[Data items]
========================
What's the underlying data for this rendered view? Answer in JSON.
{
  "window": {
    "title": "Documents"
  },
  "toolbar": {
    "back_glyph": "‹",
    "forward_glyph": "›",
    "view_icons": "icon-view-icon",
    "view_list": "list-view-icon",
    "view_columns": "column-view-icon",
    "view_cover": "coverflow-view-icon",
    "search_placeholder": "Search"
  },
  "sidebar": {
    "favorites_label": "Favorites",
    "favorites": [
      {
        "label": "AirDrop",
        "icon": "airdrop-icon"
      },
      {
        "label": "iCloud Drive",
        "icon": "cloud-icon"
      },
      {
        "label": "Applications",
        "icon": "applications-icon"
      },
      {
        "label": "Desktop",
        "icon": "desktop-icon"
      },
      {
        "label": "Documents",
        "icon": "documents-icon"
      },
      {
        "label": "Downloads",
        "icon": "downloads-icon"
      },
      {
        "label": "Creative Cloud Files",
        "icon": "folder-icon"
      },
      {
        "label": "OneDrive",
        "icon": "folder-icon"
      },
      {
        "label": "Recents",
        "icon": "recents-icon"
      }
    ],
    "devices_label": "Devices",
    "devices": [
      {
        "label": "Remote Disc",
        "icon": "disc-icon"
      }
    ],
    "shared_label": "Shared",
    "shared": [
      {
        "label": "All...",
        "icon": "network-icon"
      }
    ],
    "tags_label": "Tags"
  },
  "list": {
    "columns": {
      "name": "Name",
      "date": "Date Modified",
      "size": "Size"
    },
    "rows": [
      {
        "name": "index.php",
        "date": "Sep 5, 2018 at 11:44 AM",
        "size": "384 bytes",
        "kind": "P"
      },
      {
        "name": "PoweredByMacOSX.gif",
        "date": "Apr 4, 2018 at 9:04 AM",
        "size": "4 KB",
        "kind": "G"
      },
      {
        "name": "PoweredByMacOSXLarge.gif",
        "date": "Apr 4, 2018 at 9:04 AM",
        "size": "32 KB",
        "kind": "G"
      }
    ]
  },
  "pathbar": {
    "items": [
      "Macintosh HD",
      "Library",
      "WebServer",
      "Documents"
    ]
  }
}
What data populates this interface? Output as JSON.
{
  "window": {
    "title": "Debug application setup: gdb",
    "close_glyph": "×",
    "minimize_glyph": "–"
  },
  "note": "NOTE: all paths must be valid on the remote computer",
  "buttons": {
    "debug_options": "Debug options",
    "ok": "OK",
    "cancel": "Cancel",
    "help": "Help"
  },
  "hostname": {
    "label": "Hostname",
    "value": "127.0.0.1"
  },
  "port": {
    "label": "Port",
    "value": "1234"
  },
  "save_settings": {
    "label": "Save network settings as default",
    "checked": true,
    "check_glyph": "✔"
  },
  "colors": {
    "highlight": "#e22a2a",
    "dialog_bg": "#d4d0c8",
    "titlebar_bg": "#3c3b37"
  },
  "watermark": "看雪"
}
========================
Print the records once more, exactly as they were given.

What's the underlying data for this rendered view? Answer in JSON.
{
  "window": {
    "title": "Documents"
  },
  "toolbar": {
    "back_glyph": "‹",
    "forward_glyph": "›",
    "view_icons": "icon-view-icon",
    "view_list": "list-view-icon",
    "view_columns": "column-view-icon",
    "view_cover": "coverflow-view-icon",
    "search_placeholder": "Search"
  },
  "sidebar": {
    "favorites_label": "Favorites",
    "favorites": [
      {
        "label": "AirDrop",
        "icon": "airdrop-icon"
      },
      {
        "label": "iCloud Drive",
        "icon": "cloud-icon"
      },
      {
        "label": "Applications",
        "icon": "applications-icon"
      },
      {
        "label": "Desktop",
        "icon": "desktop-icon"
      },
      {
        "label": "Documents",
        "icon": "documents-icon"
      },
      {
        "label": "Downloads",
        "icon": "downloads-icon"
      },
      {
        "label": "Creative Cloud Files",
        "icon": "folder-icon"
      },
      {
        "label": "OneDrive",
        "icon": "folder-icon"
      },
      {
        "label": "Recents",
        "icon": "recents-icon"
      }
    ],
    "devices_label": "Devices",
    "devices": [
      {
        "label": "Remote Disc",
        "icon": "disc-icon"
      }
    ],
    "shared_label": "Shared",
    "shared": [
      {
        "label": "All...",
        "icon": "network-icon"
      }
    ],
    "tags_label": "Tags"
  },
  "list": {
    "columns": {
      "name": "Name",
      "date": "Date Modified",
      "size": "Size"
    },
    "rows": [
      {
        "name": "index.php",
        "date": "Sep 5, 2018 at 11:44 AM",
        "size": "384 bytes",
        "kind": "P"
      },
      {
        "name": "PoweredByMacOSX.gif",
        "date": "Apr 4, 2018 at 9:04 AM",
        "size": "4 KB",
        "kind": "G"
      },
      {
        "name": "PoweredByMacOSXLarge.gif",
        "date": "Apr 4, 2018 at 9:04 AM",
        "size": "32 KB",
        "kind": "G"
      }
    ]
  },
  "pathbar": {
    "items": [
      "Macintosh HD",
      "Library",
      "WebServer",
      "Documents"
    ]
  }
}
What data populates this interface? Output as JSON.
{
  "window": {
    "title": "Debug application setup: gdb",
    "close_glyph": "×",
    "minimize_glyph": "–"
  },
  "note": "NOTE: all paths must be valid on the remote computer",
  "buttons": {
    "debug_options": "Debug options",
    "ok": "OK",
    "cancel": "Cancel",
    "help": "Help"
  },
  "hostname": {
    "label": "Hostname",
    "value": "127.0.0.1"
  },
  "port": {
    "label": "Port",
    "value": "1234"
  },
  "save_settings": {
    "label": "Save network settings as default",
    "checked": true,
    "check_glyph": "✔"
  },
  "colors": {
    "highlight": "#e22a2a",
    "dialog_bg": "#d4d0c8",
    "titlebar_bg": "#3c3b37"
  },
  "watermark": "看雪"
}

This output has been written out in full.